** Begin **

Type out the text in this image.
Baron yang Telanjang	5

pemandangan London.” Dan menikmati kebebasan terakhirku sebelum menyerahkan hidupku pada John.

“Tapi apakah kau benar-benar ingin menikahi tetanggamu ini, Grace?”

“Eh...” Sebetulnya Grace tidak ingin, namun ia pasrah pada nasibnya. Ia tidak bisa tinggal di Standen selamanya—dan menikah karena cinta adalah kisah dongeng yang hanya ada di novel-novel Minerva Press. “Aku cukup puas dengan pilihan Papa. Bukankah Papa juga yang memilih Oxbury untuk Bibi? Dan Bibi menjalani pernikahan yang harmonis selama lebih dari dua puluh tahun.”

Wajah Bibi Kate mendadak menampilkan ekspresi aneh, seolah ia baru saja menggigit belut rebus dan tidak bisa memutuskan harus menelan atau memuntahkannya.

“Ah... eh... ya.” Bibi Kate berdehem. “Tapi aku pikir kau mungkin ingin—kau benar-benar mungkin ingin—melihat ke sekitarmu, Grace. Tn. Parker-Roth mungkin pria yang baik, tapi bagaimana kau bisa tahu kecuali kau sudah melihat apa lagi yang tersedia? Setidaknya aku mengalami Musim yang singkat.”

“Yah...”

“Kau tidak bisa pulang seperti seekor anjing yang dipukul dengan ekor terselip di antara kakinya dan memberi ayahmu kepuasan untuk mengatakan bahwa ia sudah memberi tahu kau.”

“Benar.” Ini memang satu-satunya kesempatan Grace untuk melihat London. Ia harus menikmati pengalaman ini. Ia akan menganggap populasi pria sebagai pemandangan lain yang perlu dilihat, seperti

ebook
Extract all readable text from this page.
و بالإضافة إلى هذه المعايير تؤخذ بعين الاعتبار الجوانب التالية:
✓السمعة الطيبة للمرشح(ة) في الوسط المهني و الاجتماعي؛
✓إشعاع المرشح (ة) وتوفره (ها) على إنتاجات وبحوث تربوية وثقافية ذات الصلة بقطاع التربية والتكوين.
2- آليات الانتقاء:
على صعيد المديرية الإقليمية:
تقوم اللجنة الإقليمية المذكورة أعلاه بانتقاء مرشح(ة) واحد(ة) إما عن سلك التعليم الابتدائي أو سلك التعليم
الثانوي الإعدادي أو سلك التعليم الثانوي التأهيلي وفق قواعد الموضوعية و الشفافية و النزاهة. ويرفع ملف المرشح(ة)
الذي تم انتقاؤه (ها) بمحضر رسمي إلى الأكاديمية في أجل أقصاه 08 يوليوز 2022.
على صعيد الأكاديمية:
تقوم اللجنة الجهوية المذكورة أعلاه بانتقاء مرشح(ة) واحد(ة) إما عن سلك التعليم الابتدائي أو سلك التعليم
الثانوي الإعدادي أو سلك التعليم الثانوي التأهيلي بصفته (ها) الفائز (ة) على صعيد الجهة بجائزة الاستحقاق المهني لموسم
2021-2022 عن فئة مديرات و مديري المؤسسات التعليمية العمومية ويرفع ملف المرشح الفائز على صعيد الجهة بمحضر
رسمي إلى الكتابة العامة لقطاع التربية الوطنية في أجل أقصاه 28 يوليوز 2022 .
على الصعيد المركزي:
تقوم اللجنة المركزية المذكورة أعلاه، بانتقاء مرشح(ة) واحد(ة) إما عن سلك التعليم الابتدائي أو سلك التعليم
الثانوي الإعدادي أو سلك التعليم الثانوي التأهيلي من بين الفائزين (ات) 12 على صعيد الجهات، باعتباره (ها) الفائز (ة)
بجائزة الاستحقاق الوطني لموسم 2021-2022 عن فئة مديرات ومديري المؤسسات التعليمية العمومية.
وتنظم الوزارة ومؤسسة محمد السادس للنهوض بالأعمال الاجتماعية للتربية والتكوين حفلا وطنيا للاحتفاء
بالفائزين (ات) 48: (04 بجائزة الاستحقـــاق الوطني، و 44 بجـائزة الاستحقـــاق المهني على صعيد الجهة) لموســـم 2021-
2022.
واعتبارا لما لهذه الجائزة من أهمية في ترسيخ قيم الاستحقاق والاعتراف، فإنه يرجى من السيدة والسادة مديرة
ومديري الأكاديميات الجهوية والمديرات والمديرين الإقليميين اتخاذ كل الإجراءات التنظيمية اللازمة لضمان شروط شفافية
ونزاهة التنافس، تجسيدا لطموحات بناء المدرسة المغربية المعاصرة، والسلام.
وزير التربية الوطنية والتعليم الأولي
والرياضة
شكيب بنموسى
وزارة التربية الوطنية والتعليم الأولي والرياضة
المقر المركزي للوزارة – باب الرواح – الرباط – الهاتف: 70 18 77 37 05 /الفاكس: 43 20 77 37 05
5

** End **

Write out every entry exactly as given.

*Solution to this problem:*
Type out the text in this image.
Baron yang Telanjang	5

pemandangan London.” Dan menikmati kebebasan terakhirku sebelum menyerahkan hidupku pada John.

“Tapi apakah kau benar-benar ingin menikahi tetanggamu ini, Grace?”

“Eh...” Sebetulnya Grace tidak ingin, namun ia pasrah pada nasibnya. Ia tidak bisa tinggal di Standen selamanya—dan menikah karena cinta adalah kisah dongeng yang hanya ada di novel-novel Minerva Press. “Aku cukup puas dengan pilihan Papa. Bukankah Papa juga yang memilih Oxbury untuk Bibi? Dan Bibi menjalani pernikahan yang harmonis selama lebih dari dua puluh tahun.”

Wajah Bibi Kate mendadak menampilkan ekspresi aneh, seolah ia baru saja menggigit belut rebus dan tidak bisa memutuskan harus menelan atau memuntahkannya.

“Ah... eh... ya.” Bibi Kate berdehem. “Tapi aku pikir kau mungkin ingin—kau benar-benar mungkin ingin—melihat ke sekitarmu, Grace. Tn. Parker-Roth mungkin pria yang baik, tapi bagaimana kau bisa tahu kecuali kau sudah melihat apa lagi yang tersedia? Setidaknya aku mengalami Musim yang singkat.”

“Yah...”

“Kau tidak bisa pulang seperti seekor anjing yang dipukul dengan ekor terselip di antara kakinya dan memberi ayahmu kepuasan untuk mengatakan bahwa ia sudah memberi tahu kau.”

“Benar.” Ini memang satu-satunya kesempatan Grace untuk melihat London. Ia harus menikmati pengalaman ini. Ia akan menganggap populasi pria sebagai pemandangan lain yang perlu dilihat, seperti

ebook
Extract all readable text from this page.
و بالإضافة إلى هذه المعايير تؤخذ بعين الاعتبار الجوانب التالية:
✓السمعة الطيبة للمرشح(ة) في الوسط المهني و الاجتماعي؛
✓إشعاع المرشح (ة) وتوفره (ها) على إنتاجات وبحوث تربوية وثقافية ذات الصلة بقطاع التربية والتكوين.
2- آليات الانتقاء:
على صعيد المديرية الإقليمية:
تقوم اللجنة الإقليمية المذكورة أعلاه بانتقاء مرشح(ة) واحد(ة) إما عن سلك التعليم الابتدائي أو سلك التعليم
الثانوي الإعدادي أو سلك التعليم الثانوي التأهيلي وفق قواعد الموضوعية و الشفافية و النزاهة. ويرفع ملف المرشح(ة)
الذي تم انتقاؤه (ها) بمحضر رسمي إلى الأكاديمية في أجل أقصاه 08 يوليوز 2022.
على صعيد الأكاديمية:
تقوم اللجنة الجهوية المذكورة أعلاه بانتقاء مرشح(ة) واحد(ة) إما عن سلك التعليم الابتدائي أو سلك التعليم
الثانوي الإعدادي أو سلك التعليم الثانوي التأهيلي بصفته (ها) الفائز (ة) على صعيد الجهة بجائزة الاستحقاق المهني لموسم
2021-2022 عن فئة مديرات و مديري المؤسسات التعليمية العمومية ويرفع ملف المرشح الفائز على صعيد الجهة بمحضر
رسمي إلى الكتابة العامة لقطاع التربية الوطنية في أجل أقصاه 28 يوليوز 2022 .
على الصعيد المركزي:
تقوم اللجنة المركزية المذكورة أعلاه، بانتقاء مرشح(ة) واحد(ة) إما عن سلك التعليم الابتدائي أو سلك التعليم
الثانوي الإعدادي أو سلك التعليم الثانوي التأهيلي من بين الفائزين (ات) 12 على صعيد الجهات، باعتباره (ها) الفائز (ة)
بجائزة الاستحقاق الوطني لموسم 2021-2022 عن فئة مديرات ومديري المؤسسات التعليمية العمومية.
وتنظم الوزارة ومؤسسة محمد السادس للنهوض بالأعمال الاجتماعية للتربية والتكوين حفلا وطنيا للاحتفاء
بالفائزين (ات) 48: (04 بجائزة الاستحقـــاق الوطني، و 44 بجـائزة الاستحقـــاق المهني على صعيد الجهة) لموســـم 2021-
2022.
واعتبارا لما لهذه الجائزة من أهمية في ترسيخ قيم الاستحقاق والاعتراف، فإنه يرجى من السيدة والسادة مديرة
ومديري الأكاديميات الجهوية والمديرات والمديرين الإقليميين اتخاذ كل الإجراءات التنظيمية اللازمة لضمان شروط شفافية
ونزاهة التنافس، تجسيدا لطموحات بناء المدرسة المغربية المعاصرة، والسلام.
وزير التربية الوطنية والتعليم الأولي
والرياضة
شكيب بنموسى
وزارة التربية الوطنية والتعليم الأولي والرياضة
المقر المركزي للوزارة – باب الرواح – الرباط – الهاتف: 70 18 77 37 05 /الفاكس: 43 20 77 37 05
5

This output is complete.